* Begin Records to process *
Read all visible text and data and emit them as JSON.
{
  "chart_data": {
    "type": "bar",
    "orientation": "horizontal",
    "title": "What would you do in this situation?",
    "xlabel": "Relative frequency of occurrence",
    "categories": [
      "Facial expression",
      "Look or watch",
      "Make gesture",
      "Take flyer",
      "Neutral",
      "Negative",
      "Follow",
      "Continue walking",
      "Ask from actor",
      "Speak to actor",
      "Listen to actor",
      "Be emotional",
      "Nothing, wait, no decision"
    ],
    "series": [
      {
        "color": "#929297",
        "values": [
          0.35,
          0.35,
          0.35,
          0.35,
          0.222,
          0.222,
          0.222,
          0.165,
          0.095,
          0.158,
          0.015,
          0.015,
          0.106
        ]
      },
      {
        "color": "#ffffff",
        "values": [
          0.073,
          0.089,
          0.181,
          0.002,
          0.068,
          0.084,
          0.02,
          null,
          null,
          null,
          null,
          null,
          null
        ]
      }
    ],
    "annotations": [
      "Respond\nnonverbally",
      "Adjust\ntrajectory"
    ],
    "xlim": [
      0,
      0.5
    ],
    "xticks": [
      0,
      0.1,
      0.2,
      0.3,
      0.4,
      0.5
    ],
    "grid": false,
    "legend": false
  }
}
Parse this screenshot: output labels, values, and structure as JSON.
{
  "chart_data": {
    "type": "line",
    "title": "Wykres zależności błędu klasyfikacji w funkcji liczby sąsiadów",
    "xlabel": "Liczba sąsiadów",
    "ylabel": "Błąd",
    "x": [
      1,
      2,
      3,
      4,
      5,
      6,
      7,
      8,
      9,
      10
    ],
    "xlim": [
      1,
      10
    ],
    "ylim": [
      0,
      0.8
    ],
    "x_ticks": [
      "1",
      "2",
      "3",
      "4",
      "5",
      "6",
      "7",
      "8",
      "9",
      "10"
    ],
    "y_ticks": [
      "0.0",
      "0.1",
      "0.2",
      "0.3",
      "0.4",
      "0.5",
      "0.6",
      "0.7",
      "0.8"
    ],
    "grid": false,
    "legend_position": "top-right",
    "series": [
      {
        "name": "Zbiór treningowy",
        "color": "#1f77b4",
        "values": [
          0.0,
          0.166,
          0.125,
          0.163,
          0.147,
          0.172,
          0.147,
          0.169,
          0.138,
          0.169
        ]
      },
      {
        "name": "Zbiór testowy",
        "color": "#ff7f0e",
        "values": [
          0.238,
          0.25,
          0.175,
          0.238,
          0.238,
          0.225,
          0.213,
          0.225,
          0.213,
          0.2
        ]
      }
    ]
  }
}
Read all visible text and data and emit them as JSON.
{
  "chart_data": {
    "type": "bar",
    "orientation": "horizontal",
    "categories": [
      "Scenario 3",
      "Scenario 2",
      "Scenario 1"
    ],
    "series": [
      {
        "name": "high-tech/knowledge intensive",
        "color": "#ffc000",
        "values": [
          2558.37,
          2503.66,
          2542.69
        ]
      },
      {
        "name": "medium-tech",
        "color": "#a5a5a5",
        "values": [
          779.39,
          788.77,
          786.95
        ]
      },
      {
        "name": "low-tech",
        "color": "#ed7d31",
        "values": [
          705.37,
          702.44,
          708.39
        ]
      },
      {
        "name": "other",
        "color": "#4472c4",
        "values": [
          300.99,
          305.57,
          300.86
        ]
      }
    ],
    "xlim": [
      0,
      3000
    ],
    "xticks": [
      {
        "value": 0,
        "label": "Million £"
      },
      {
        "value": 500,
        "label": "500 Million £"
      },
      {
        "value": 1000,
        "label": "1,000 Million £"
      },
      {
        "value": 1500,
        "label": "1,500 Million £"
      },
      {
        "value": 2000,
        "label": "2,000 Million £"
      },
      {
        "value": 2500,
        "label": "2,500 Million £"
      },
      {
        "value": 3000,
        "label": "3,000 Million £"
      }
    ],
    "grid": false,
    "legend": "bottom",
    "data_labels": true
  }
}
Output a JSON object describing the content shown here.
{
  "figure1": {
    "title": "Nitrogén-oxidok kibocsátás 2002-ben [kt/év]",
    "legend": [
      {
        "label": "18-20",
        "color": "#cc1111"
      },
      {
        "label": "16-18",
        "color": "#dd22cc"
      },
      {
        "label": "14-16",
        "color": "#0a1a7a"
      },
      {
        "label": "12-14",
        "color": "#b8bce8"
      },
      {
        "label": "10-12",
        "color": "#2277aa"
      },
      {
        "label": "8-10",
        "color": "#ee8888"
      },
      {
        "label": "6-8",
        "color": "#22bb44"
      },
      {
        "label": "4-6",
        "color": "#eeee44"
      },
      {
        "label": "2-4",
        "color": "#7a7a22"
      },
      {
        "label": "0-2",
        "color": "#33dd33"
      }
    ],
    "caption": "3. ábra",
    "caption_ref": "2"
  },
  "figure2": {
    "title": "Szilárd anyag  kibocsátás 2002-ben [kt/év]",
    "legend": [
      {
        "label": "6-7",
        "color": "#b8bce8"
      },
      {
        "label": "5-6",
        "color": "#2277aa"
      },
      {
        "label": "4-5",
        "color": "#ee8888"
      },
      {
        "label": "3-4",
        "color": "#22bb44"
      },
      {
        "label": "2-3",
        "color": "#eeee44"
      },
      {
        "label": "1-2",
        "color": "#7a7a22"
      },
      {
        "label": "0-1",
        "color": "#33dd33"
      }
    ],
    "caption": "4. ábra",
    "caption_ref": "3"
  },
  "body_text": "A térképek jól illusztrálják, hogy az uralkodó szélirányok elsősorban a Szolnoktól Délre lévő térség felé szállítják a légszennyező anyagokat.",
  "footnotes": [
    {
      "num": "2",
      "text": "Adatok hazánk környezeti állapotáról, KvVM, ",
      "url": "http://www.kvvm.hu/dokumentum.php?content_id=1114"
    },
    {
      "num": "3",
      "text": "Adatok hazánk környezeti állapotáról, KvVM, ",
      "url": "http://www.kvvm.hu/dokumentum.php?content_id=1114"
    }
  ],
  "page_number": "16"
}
* End Records to process *
* [Directions]
Search the data for the string "name" and copy each line where it appears.

* [Exercise response]
        "name": "Zbiór treningowy",
        "name": "Zbiór testowy",
        "name": "high-tech/knowledge intensive",
        "name": "medium-tech",
        "name": "low-tech",
        "name": "other",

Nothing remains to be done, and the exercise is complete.